> [Saved entries]:
++++++
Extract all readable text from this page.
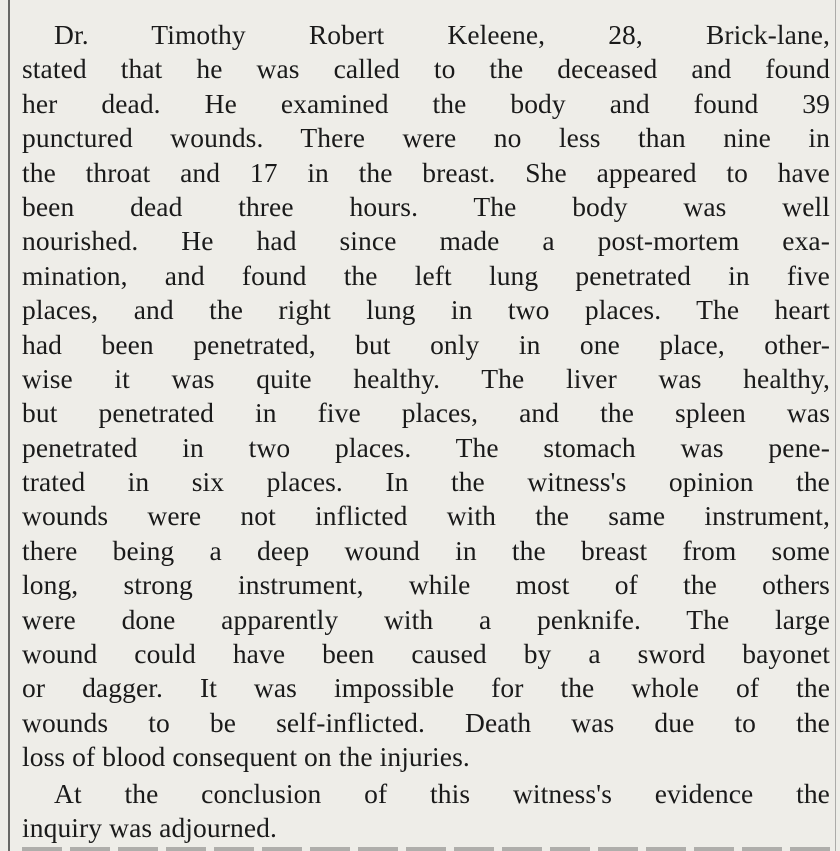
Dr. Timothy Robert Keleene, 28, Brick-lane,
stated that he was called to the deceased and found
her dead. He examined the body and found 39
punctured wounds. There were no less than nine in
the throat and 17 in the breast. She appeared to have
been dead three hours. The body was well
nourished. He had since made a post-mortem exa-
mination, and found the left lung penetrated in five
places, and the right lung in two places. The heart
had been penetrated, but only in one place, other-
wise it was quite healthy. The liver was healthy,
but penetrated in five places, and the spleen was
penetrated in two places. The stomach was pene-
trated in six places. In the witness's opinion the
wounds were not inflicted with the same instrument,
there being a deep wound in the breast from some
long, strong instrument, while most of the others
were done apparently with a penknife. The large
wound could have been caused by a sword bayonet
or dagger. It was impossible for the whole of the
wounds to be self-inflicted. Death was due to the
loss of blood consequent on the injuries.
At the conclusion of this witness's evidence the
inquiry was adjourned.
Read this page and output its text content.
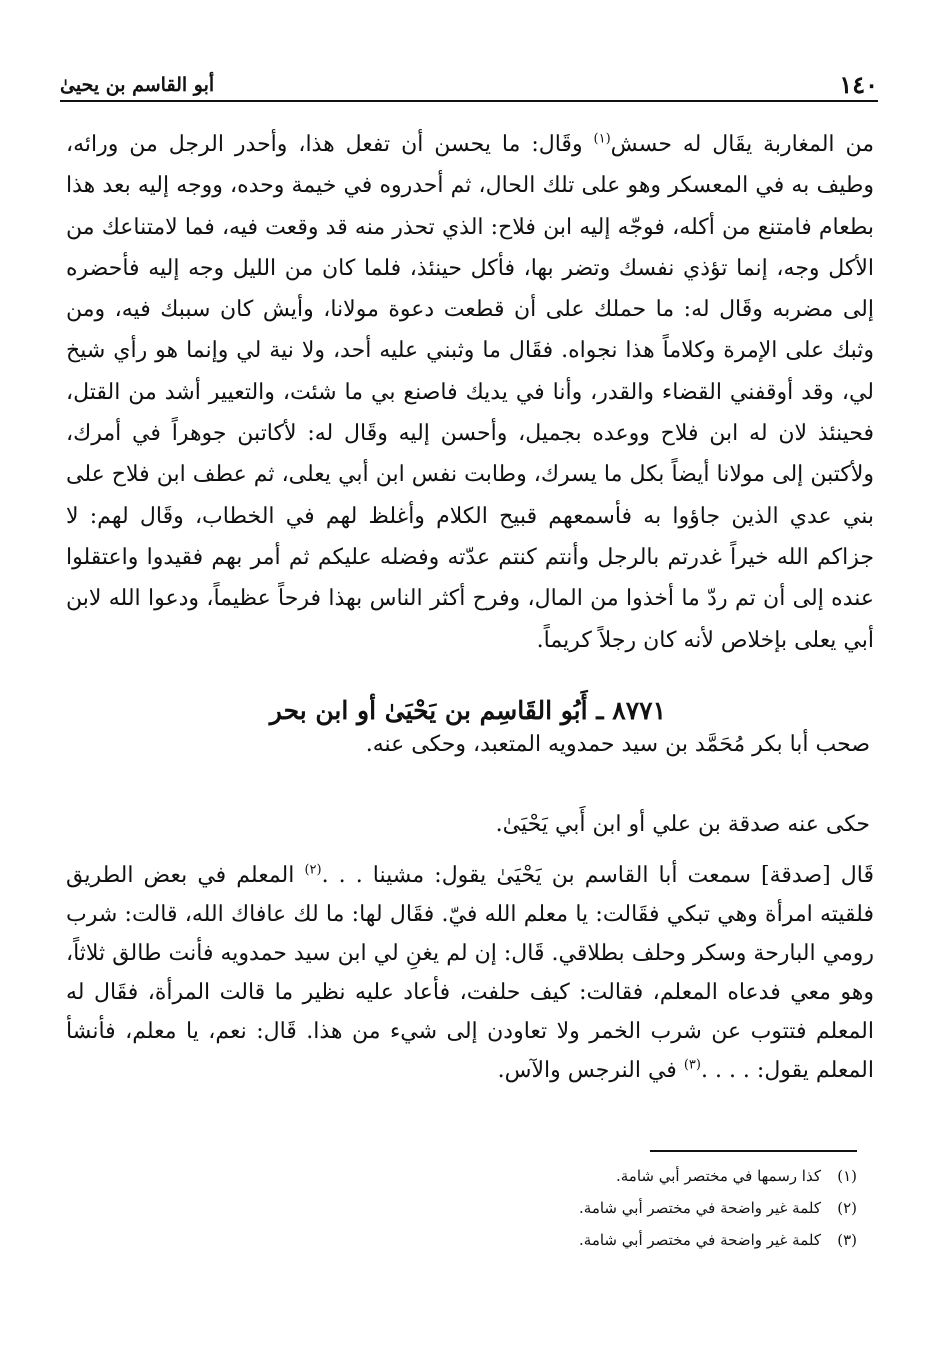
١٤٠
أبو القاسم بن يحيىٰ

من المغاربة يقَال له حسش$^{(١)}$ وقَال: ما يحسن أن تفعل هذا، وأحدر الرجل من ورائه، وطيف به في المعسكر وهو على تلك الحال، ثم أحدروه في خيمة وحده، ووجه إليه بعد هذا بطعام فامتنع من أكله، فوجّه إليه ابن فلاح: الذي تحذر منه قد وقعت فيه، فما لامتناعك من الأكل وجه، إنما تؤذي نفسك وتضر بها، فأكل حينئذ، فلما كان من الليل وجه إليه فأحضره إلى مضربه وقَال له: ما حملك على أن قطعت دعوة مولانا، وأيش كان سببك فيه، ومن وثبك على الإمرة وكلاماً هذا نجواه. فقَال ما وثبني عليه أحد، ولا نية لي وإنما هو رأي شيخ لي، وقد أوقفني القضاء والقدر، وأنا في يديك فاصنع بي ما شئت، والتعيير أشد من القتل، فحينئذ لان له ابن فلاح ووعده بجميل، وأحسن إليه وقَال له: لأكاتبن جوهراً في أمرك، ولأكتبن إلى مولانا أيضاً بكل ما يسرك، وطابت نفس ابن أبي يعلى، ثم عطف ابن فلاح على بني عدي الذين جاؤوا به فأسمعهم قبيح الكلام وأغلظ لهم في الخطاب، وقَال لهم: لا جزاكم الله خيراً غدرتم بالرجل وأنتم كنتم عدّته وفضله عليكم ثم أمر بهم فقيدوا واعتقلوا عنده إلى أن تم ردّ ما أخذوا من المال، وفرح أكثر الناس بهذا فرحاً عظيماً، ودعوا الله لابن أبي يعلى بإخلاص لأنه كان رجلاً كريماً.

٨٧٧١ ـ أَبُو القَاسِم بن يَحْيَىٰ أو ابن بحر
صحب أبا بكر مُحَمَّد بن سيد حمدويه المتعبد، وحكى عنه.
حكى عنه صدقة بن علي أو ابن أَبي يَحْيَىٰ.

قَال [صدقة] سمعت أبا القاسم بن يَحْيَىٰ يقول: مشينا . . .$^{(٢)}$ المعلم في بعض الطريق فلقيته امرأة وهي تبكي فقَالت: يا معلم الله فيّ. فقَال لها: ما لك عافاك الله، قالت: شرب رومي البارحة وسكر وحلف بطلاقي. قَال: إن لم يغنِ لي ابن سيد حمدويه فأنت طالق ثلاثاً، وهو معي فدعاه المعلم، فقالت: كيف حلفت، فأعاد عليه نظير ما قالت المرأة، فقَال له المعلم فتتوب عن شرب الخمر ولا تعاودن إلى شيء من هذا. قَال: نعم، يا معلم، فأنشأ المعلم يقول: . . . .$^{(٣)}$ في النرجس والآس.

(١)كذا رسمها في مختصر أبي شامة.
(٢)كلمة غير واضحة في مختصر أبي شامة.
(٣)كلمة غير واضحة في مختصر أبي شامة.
++++++
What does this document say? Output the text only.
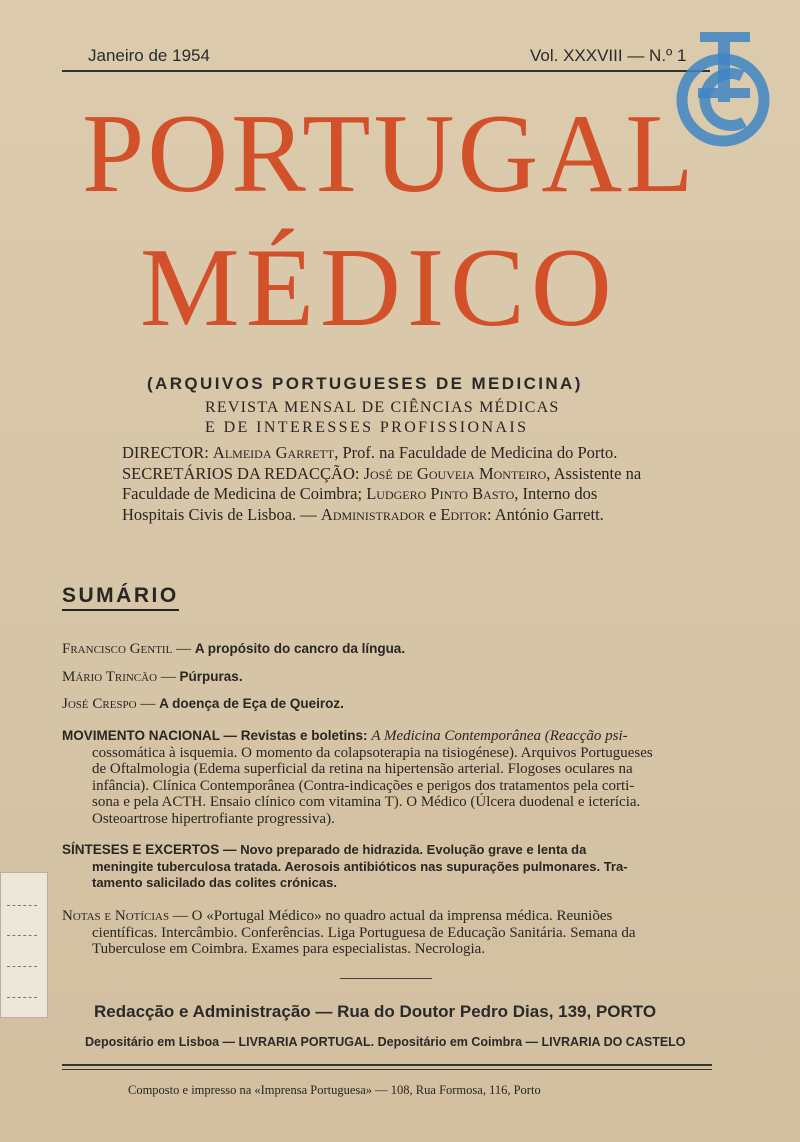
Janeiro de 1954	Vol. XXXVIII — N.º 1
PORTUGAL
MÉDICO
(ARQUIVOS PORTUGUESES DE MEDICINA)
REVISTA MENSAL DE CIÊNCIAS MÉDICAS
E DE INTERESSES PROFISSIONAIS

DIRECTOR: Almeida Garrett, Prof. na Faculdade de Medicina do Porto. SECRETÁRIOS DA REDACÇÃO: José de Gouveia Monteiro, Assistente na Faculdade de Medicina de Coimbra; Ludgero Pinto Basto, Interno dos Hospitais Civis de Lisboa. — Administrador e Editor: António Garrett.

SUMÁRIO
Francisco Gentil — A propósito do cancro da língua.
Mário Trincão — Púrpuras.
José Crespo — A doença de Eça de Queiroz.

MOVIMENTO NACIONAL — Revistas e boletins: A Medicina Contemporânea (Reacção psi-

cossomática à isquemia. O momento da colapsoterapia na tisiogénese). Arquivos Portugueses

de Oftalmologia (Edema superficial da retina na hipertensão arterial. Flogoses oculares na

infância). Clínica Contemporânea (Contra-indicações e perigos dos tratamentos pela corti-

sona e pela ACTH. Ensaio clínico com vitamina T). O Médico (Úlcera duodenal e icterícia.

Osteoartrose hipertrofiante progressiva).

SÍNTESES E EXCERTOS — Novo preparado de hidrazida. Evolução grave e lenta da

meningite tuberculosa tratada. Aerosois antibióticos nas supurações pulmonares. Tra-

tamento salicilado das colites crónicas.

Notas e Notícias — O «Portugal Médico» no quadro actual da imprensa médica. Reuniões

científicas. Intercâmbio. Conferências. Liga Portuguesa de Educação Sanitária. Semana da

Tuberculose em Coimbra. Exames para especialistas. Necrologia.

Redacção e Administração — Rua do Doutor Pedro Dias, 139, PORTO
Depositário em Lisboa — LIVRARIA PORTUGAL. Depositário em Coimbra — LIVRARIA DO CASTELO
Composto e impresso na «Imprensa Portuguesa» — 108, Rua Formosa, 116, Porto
++++++
> [Required task]: In how many lines does the word "مختصر" appear? Respond with the number alone.

> [Exercise solution]: 3